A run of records
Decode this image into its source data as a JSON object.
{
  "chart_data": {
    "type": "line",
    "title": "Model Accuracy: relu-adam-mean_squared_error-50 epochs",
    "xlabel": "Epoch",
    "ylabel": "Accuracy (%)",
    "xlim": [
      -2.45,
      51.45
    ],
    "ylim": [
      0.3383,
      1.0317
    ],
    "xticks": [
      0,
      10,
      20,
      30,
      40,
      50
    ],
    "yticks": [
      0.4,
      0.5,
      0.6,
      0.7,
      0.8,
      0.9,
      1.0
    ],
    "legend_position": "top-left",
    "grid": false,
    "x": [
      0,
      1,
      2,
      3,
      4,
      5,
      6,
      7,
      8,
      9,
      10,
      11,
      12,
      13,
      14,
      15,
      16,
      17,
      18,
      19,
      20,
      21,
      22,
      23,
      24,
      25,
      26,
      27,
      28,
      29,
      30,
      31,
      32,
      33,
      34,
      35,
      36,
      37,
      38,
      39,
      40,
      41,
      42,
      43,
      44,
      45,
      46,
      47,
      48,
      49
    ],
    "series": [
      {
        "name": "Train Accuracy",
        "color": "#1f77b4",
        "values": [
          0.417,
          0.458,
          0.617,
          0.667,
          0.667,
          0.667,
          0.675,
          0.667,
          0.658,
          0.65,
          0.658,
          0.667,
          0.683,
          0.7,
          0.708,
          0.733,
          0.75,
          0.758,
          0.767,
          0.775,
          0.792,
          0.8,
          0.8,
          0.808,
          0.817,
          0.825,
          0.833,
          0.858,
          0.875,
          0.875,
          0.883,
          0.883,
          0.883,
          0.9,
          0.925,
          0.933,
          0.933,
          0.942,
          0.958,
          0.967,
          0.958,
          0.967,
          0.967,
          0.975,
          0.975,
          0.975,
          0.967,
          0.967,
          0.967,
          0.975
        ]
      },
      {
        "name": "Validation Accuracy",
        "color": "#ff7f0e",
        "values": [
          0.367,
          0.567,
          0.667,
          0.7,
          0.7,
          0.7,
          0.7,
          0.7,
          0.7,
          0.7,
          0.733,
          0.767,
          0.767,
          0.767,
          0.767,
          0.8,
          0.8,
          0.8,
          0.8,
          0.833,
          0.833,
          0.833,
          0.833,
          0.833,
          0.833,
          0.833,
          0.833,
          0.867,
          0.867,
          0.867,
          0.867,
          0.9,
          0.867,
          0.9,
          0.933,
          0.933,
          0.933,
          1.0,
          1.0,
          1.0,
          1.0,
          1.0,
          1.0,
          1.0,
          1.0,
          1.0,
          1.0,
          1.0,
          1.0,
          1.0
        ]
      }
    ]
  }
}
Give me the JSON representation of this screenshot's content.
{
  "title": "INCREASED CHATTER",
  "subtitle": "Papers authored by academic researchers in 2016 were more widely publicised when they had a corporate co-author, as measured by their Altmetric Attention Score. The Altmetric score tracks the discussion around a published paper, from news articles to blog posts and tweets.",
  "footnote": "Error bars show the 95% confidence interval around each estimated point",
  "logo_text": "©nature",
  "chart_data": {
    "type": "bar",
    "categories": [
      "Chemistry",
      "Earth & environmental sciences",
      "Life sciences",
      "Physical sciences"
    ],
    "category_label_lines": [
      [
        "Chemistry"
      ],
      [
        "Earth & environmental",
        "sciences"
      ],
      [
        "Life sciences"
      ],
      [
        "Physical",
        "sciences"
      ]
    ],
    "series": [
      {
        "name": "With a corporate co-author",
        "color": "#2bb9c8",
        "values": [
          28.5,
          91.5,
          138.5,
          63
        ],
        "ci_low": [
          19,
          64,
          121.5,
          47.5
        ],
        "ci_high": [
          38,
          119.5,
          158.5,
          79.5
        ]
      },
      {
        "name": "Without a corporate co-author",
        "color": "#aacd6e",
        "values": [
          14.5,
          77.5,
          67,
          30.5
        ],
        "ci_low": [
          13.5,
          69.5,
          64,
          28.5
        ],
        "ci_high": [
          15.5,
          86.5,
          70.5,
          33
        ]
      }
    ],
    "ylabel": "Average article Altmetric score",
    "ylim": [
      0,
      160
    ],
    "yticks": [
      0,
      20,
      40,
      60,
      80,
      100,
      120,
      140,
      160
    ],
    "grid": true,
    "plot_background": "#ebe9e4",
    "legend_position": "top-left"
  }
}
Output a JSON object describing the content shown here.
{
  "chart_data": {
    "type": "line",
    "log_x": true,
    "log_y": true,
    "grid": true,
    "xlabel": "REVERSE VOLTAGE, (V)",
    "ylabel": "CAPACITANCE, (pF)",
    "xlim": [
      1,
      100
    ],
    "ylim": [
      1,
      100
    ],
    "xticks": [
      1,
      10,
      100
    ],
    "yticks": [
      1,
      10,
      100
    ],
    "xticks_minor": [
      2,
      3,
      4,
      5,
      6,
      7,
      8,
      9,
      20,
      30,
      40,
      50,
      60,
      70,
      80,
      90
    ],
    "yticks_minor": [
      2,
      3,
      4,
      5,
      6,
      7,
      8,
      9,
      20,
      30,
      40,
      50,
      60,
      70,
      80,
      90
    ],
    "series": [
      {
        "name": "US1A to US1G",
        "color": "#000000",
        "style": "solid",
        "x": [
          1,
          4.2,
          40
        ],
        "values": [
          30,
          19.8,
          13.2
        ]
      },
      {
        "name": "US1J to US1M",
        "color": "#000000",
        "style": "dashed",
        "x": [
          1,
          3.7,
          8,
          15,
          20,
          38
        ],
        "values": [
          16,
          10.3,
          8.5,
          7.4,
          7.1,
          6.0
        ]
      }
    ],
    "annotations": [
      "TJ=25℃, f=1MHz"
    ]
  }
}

TASK PROMPT ->
Each entry above is to be printed again exactly.

OUTPUT FOR THIS TASK ->
Decode this image into its source data as a JSON object.
{
  "chart_data": {
    "type": "line",
    "title": "Model Accuracy: relu-adam-mean_squared_error-50 epochs",
    "xlabel": "Epoch",
    "ylabel": "Accuracy (%)",
    "xlim": [
      -2.45,
      51.45
    ],
    "ylim": [
      0.3383,
      1.0317
    ],
    "xticks": [
      0,
      10,
      20,
      30,
      40,
      50
    ],
    "yticks": [
      0.4,
      0.5,
      0.6,
      0.7,
      0.8,
      0.9,
      1.0
    ],
    "legend_position": "top-left",
    "grid": false,
    "x": [
      0,
      1,
      2,
      3,
      4,
      5,
      6,
      7,
      8,
      9,
      10,
      11,
      12,
      13,
      14,
      15,
      16,
      17,
      18,
      19,
      20,
      21,
      22,
      23,
      24,
      25,
      26,
      27,
      28,
      29,
      30,
      31,
      32,
      33,
      34,
      35,
      36,
      37,
      38,
      39,
      40,
      41,
      42,
      43,
      44,
      45,
      46,
      47,
      48,
      49
    ],
    "series": [
      {
        "name": "Train Accuracy",
        "color": "#1f77b4",
        "values": [
          0.417,
          0.458,
          0.617,
          0.667,
          0.667,
          0.667,
          0.675,
          0.667,
          0.658,
          0.65,
          0.658,
          0.667,
          0.683,
          0.7,
          0.708,
          0.733,
          0.75,
          0.758,
          0.767,
          0.775,
          0.792,
          0.8,
          0.8,
          0.808,
          0.817,
          0.825,
          0.833,
          0.858,
          0.875,
          0.875,
          0.883,
          0.883,
          0.883,
          0.9,
          0.925,
          0.933,
          0.933,
          0.942,
          0.958,
          0.967,
          0.958,
          0.967,
          0.967,
          0.975,
          0.975,
          0.975,
          0.967,
          0.967,
          0.967,
          0.975
        ]
      },
      {
        "name": "Validation Accuracy",
        "color": "#ff7f0e",
        "values": [
          0.367,
          0.567,
          0.667,
          0.7,
          0.7,
          0.7,
          0.7,
          0.7,
          0.7,
          0.7,
          0.733,
          0.767,
          0.767,
          0.767,
          0.767,
          0.8,
          0.8,
          0.8,
          0.8,
          0.833,
          0.833,
          0.833,
          0.833,
          0.833,
          0.833,
          0.833,
          0.833,
          0.867,
          0.867,
          0.867,
          0.867,
          0.9,
          0.867,
          0.9,
          0.933,
          0.933,
          0.933,
          1.0,
          1.0,
          1.0,
          1.0,
          1.0,
          1.0,
          1.0,
          1.0,
          1.0,
          1.0,
          1.0,
          1.0,
          1.0
        ]
      }
    ]
  }
}
Give me the JSON representation of this screenshot's content.
{
  "title": "INCREASED CHATTER",
  "subtitle": "Papers authored by academic researchers in 2016 were more widely publicised when they had a corporate co-author, as measured by their Altmetric Attention Score. The Altmetric score tracks the discussion around a published paper, from news articles to blog posts and tweets.",
  "footnote": "Error bars show the 95% confidence interval around each estimated point",
  "logo_text": "©nature",
  "chart_data": {
    "type": "bar",
    "categories": [
      "Chemistry",
      "Earth & environmental sciences",
      "Life sciences",
      "Physical sciences"
    ],
    "category_label_lines": [
      [
        "Chemistry"
      ],
      [
        "Earth & environmental",
        "sciences"
      ],
      [
        "Life sciences"
      ],
      [
        "Physical",
        "sciences"
      ]
    ],
    "series": [
      {
        "name": "With a corporate co-author",
        "color": "#2bb9c8",
        "values": [
          28.5,
          91.5,
          138.5,
          63
        ],
        "ci_low": [
          19,
          64,
          121.5,
          47.5
        ],
        "ci_high": [
          38,
          119.5,
          158.5,
          79.5
        ]
      },
      {
        "name": "Without a corporate co-author",
        "color": "#aacd6e",
        "values": [
          14.5,
          77.5,
          67,
          30.5
        ],
        "ci_low": [
          13.5,
          69.5,
          64,
          28.5
        ],
        "ci_high": [
          15.5,
          86.5,
          70.5,
          33
        ]
      }
    ],
    "ylabel": "Average article Altmetric score",
    "ylim": [
      0,
      160
    ],
    "yticks": [
      0,
      20,
      40,
      60,
      80,
      100,
      120,
      140,
      160
    ],
    "grid": true,
    "plot_background": "#ebe9e4",
    "legend_position": "top-left"
  }
}
Output a JSON object describing the content shown here.
{
  "chart_data": {
    "type": "line",
    "log_x": true,
    "log_y": true,
    "grid": true,
    "xlabel": "REVERSE VOLTAGE, (V)",
    "ylabel": "CAPACITANCE, (pF)",
    "xlim": [
      1,
      100
    ],
    "ylim": [
      1,
      100
    ],
    "xticks": [
      1,
      10,
      100
    ],
    "yticks": [
      1,
      10,
      100
    ],
    "xticks_minor": [
      2,
      3,
      4,
      5,
      6,
      7,
      8,
      9,
      20,
      30,
      40,
      50,
      60,
      70,
      80,
      90
    ],
    "yticks_minor": [
      2,
      3,
      4,
      5,
      6,
      7,
      8,
      9,
      20,
      30,
      40,
      50,
      60,
      70,
      80,
      90
    ],
    "series": [
      {
        "name": "US1A to US1G",
        "color": "#000000",
        "style": "solid",
        "x": [
          1,
          4.2,
          40
        ],
        "values": [
          30,
          19.8,
          13.2
        ]
      },
      {
        "name": "US1J to US1M",
        "color": "#000000",
        "style": "dashed",
        "x": [
          1,
          3.7,
          8,
          15,
          20,
          38
        ],
        "values": [
          16,
          10.3,
          8.5,
          7.4,
          7.1,
          6.0
        ]
      }
    ],
    "annotations": [
      "TJ=25℃, f=1MHz"
    ]
  }
}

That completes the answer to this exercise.